*Direction*. Reproduce the following lines verbatim, omitting the pictures from your answer.

--- begin Data supplied ---

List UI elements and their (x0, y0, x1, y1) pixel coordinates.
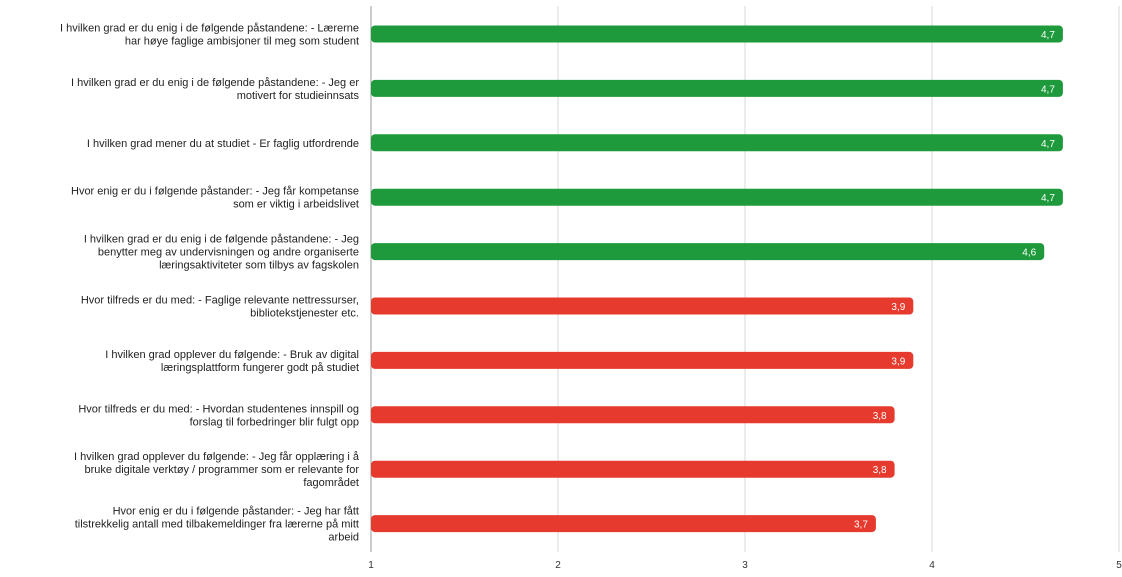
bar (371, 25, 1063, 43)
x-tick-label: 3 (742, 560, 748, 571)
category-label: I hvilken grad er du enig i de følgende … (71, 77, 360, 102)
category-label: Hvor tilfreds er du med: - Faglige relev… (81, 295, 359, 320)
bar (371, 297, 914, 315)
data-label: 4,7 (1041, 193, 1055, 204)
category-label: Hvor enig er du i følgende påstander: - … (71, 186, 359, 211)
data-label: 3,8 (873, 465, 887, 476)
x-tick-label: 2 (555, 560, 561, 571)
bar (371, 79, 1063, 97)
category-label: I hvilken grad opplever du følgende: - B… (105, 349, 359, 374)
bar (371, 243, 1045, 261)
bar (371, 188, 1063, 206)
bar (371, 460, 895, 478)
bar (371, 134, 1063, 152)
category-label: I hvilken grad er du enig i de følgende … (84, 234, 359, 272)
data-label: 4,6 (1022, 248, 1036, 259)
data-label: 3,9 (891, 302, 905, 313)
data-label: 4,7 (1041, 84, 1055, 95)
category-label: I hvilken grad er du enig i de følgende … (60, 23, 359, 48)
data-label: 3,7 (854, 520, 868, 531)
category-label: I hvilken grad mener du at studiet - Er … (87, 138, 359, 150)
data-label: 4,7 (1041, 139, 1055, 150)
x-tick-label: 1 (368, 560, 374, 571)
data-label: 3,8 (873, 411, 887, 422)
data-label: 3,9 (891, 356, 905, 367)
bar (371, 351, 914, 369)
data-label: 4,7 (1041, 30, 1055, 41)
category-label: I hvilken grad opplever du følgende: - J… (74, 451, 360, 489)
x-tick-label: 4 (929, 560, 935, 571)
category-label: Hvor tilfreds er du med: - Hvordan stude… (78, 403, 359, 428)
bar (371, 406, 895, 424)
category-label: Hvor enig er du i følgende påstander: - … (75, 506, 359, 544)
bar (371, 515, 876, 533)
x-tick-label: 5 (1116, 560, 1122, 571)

--- end Data supplied ---

*The solution*.
List UI elements and their (x0, y0, x1, y1) pixel coordinates.
bar (371, 25, 1063, 43)
x-tick-label: 3 (742, 560, 748, 571)
category-label: I hvilken grad er du enig i de følgende … (71, 77, 360, 102)
category-label: Hvor tilfreds er du med: - Faglige relev… (81, 295, 359, 320)
bar (371, 297, 914, 315)
data-label: 4,7 (1041, 193, 1055, 204)
category-label: Hvor enig er du i følgende påstander: - … (71, 186, 359, 211)
data-label: 3,8 (873, 465, 887, 476)
x-tick-label: 2 (555, 560, 561, 571)
bar (371, 79, 1063, 97)
category-label: I hvilken grad opplever du følgende: - B… (105, 349, 359, 374)
bar (371, 243, 1045, 261)
bar (371, 188, 1063, 206)
bar (371, 460, 895, 478)
bar (371, 134, 1063, 152)
category-label: I hvilken grad er du enig i de følgende … (84, 234, 359, 272)
data-label: 4,6 (1022, 248, 1036, 259)
data-label: 3,9 (891, 302, 905, 313)
data-label: 4,7 (1041, 84, 1055, 95)
category-label: I hvilken grad er du enig i de følgende … (60, 23, 359, 48)
data-label: 3,7 (854, 520, 868, 531)
category-label: I hvilken grad mener du at studiet - Er … (87, 138, 359, 150)
data-label: 4,7 (1041, 139, 1055, 150)
x-tick-label: 1 (368, 560, 374, 571)
data-label: 3,8 (873, 411, 887, 422)
data-label: 3,9 (891, 356, 905, 367)
bar (371, 351, 914, 369)
data-label: 4,7 (1041, 30, 1055, 41)
category-label: I hvilken grad opplever du følgende: - J… (74, 451, 360, 489)
x-tick-label: 4 (929, 560, 935, 571)
category-label: Hvor tilfreds er du med: - Hvordan stude… (78, 403, 359, 428)
bar (371, 406, 895, 424)
category-label: Hvor enig er du i følgende påstander: - … (75, 506, 359, 544)
bar (371, 515, 876, 533)
x-tick-label: 5 (1116, 560, 1122, 571)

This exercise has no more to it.